> Records provided
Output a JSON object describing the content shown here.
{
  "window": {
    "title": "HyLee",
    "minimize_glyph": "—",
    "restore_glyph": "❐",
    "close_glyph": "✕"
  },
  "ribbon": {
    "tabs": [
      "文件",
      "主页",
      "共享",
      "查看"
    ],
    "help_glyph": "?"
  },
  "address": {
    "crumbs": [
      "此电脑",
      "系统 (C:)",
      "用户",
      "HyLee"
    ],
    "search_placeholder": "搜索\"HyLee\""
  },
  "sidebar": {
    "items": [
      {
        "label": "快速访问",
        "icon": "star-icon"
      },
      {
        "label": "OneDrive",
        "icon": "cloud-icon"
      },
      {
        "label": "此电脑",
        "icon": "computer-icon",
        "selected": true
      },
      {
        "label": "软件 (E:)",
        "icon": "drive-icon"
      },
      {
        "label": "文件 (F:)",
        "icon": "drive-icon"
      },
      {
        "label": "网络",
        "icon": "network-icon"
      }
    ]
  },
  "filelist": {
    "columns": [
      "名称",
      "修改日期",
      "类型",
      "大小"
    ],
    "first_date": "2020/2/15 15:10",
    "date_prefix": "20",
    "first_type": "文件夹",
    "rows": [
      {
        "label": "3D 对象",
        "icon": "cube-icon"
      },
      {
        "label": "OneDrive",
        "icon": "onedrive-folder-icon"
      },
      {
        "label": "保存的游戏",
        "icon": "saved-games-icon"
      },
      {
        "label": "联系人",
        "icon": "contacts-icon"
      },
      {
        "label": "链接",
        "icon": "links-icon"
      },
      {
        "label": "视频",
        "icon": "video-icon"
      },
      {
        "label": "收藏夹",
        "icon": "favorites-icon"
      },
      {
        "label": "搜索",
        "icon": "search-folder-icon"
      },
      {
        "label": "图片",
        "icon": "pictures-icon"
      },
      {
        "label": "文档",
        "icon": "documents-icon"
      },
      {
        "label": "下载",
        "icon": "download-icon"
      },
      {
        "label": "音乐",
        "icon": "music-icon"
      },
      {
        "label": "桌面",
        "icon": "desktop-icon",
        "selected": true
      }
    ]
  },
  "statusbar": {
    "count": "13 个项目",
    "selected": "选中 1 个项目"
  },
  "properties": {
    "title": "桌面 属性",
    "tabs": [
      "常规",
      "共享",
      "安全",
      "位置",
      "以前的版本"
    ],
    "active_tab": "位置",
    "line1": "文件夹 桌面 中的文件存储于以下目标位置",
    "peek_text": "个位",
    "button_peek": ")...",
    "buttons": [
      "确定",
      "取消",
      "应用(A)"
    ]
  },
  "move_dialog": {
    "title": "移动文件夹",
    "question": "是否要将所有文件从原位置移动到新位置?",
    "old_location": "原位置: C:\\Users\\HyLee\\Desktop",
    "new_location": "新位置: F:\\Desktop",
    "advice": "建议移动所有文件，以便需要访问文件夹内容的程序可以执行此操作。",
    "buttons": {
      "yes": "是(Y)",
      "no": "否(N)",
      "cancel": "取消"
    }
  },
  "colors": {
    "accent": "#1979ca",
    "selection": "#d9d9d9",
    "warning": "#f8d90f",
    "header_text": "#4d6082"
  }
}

> Your instructions
Recopy the entries above in their entirety, exactly.

> Response to the task
Output a JSON object describing the content shown here.
{
  "window": {
    "title": "HyLee",
    "minimize_glyph": "—",
    "restore_glyph": "❐",
    "close_glyph": "✕"
  },
  "ribbon": {
    "tabs": [
      "文件",
      "主页",
      "共享",
      "查看"
    ],
    "help_glyph": "?"
  },
  "address": {
    "crumbs": [
      "此电脑",
      "系统 (C:)",
      "用户",
      "HyLee"
    ],
    "search_placeholder": "搜索\"HyLee\""
  },
  "sidebar": {
    "items": [
      {
        "label": "快速访问",
        "icon": "star-icon"
      },
      {
        "label": "OneDrive",
        "icon": "cloud-icon"
      },
      {
        "label": "此电脑",
        "icon": "computer-icon",
        "selected": true
      },
      {
        "label": "软件 (E:)",
        "icon": "drive-icon"
      },
      {
        "label": "文件 (F:)",
        "icon": "drive-icon"
      },
      {
        "label": "网络",
        "icon": "network-icon"
      }
    ]
  },
  "filelist": {
    "columns": [
      "名称",
      "修改日期",
      "类型",
      "大小"
    ],
    "first_date": "2020/2/15 15:10",
    "date_prefix": "20",
    "first_type": "文件夹",
    "rows": [
      {
        "label": "3D 对象",
        "icon": "cube-icon"
      },
      {
        "label": "OneDrive",
        "icon": "onedrive-folder-icon"
      },
      {
        "label": "保存的游戏",
        "icon": "saved-games-icon"
      },
      {
        "label": "联系人",
        "icon": "contacts-icon"
      },
      {
        "label": "链接",
        "icon": "links-icon"
      },
      {
        "label": "视频",
        "icon": "video-icon"
      },
      {
        "label": "收藏夹",
        "icon": "favorites-icon"
      },
      {
        "label": "搜索",
        "icon": "search-folder-icon"
      },
      {
        "label": "图片",
        "icon": "pictures-icon"
      },
      {
        "label": "文档",
        "icon": "documents-icon"
      },
      {
        "label": "下载",
        "icon": "download-icon"
      },
      {
        "label": "音乐",
        "icon": "music-icon"
      },
      {
        "label": "桌面",
        "icon": "desktop-icon",
        "selected": true
      }
    ]
  },
  "statusbar": {
    "count": "13 个项目",
    "selected": "选中 1 个项目"
  },
  "properties": {
    "title": "桌面 属性",
    "tabs": [
      "常规",
      "共享",
      "安全",
      "位置",
      "以前的版本"
    ],
    "active_tab": "位置",
    "line1": "文件夹 桌面 中的文件存储于以下目标位置",
    "peek_text": "个位",
    "button_peek": ")...",
    "buttons": [
      "确定",
      "取消",
      "应用(A)"
    ]
  },
  "move_dialog": {
    "title": "移动文件夹",
    "question": "是否要将所有文件从原位置移动到新位置?",
    "old_location": "原位置: C:\\Users\\HyLee\\Desktop",
    "new_location": "新位置: F:\\Desktop",
    "advice": "建议移动所有文件，以便需要访问文件夹内容的程序可以执行此操作。",
    "buttons": {
      "yes": "是(Y)",
      "no": "否(N)",
      "cancel": "取消"
    }
  },
  "colors": {
    "accent": "#1979ca",
    "selection": "#d9d9d9",
    "warning": "#f8d90f",
    "header_text": "#4d6082"
  }
}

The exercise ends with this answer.